● Document text:
At the same time a wholly new music culture was erupting, an iceberg of music-love scarcely noted by the eminent critics of newspapers and magazines of the times. As he discusses these two, two of the most famous musicians of the day, Felsenfeld can quote from reviewers from the pages of The Saturday Review, The New York Times or The Times of London. He can and does cite the words of the movers and the shakers of the day: Leonard Bernstein, Serge Koussevitzky, Eugene Ormandy, Arturo Toscanni.

A radical change was taking place in the world of music just as Barber and Britten were muddling their way through the cultural dustbin. It was the coming of the LP (and, somewhat later, the CD). These created a new world for those of us who refused to put up with the indignities of Culture in the local Symphony Hall: the waiting in line, the expense, the experience of sitting next to someone with terminal apnea (or intractable pulmonary edema), the eternal waiting through that most-forced of pauses --- the pause that oppresses --- the intermission. In "live concert," you and I were forced to wait what seemed like hours to hear what we came to hear.

But there was a new alternative for those of us who loved music as it should be loved. It was to be found in a stereo (or 'hi-fi') system where we could listen to, at the pace we wanted, at the hour we wanted, exquisitely performed music.

● Directives:
1. Print the portion of the music passage starting with "A radical change" and going on through "exquisitely performed music.".
2. According to the music passage, what radical change was taking place in the world of music?
3. Check each statement against the music passage and say whether it agrees: (a) Felsenfeld can quote reviewers from The Saturday Review. (b) The new music culture was closely followed by the eminent critics of the day. (c) A stereo system let listeners hear music at the hour they wanted.

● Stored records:
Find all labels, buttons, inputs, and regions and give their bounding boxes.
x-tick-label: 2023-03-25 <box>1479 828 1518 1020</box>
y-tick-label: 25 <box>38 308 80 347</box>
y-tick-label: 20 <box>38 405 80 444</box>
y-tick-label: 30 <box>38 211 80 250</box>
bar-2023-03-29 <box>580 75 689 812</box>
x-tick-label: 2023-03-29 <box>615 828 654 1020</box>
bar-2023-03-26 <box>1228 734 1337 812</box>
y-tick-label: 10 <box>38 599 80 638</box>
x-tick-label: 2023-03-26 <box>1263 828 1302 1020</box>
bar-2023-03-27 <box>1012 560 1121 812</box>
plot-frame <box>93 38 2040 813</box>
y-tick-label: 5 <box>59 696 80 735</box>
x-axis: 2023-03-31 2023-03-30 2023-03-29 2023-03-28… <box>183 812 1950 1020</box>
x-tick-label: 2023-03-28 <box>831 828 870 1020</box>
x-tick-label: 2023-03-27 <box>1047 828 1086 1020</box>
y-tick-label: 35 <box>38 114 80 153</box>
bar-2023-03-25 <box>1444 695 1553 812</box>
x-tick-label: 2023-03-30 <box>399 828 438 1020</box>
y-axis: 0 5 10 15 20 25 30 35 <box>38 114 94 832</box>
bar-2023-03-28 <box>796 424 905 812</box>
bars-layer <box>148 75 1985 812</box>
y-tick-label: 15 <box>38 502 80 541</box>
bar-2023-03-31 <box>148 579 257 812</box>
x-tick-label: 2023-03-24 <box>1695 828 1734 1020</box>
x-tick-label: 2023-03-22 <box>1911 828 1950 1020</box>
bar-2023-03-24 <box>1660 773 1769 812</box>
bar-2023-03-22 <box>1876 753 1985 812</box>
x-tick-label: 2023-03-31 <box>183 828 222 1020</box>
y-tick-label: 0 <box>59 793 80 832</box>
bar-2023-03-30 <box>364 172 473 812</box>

● Results:
1.
A radical change was taking place in the world of music just as Barber and Britten were muddling their way through the cultural dustbin. It was the coming of the LP (and, somewhat later, the CD). These created a new world for those of us who refused to put up with the indignities of Culture in the local Symphony Hall: the waiting in line, the expense, the experience of sitting next to someone with terminal apnea (or intractable pulmonary edema), the eternal waiting through that most-forced of pauses --- the pause that oppresses --- the intermission. In "live concert," you and I were forced to wait what seemed like hours to hear what we came to hear.

But there was a new alternative for those of us who loved music as it should be loved. It was to be found in a stereo (or 'hi-fi') system where we could listen to, at the pace we wanted, at the hour we wanted, exquisitely performed music.

2. The coming of the LP (and, somewhat later, the CD).

3.
(a) Yes: "Felsenfeld can quote from reviewers from the pages of The Saturday Review, The New York Times or The Times of London."
(b) No: "scarcely noted by the eminent critics of newspapers and magazines of the times"
(c) Yes: "at the pace we wanted, at the hour we wanted, exquisitely performed music"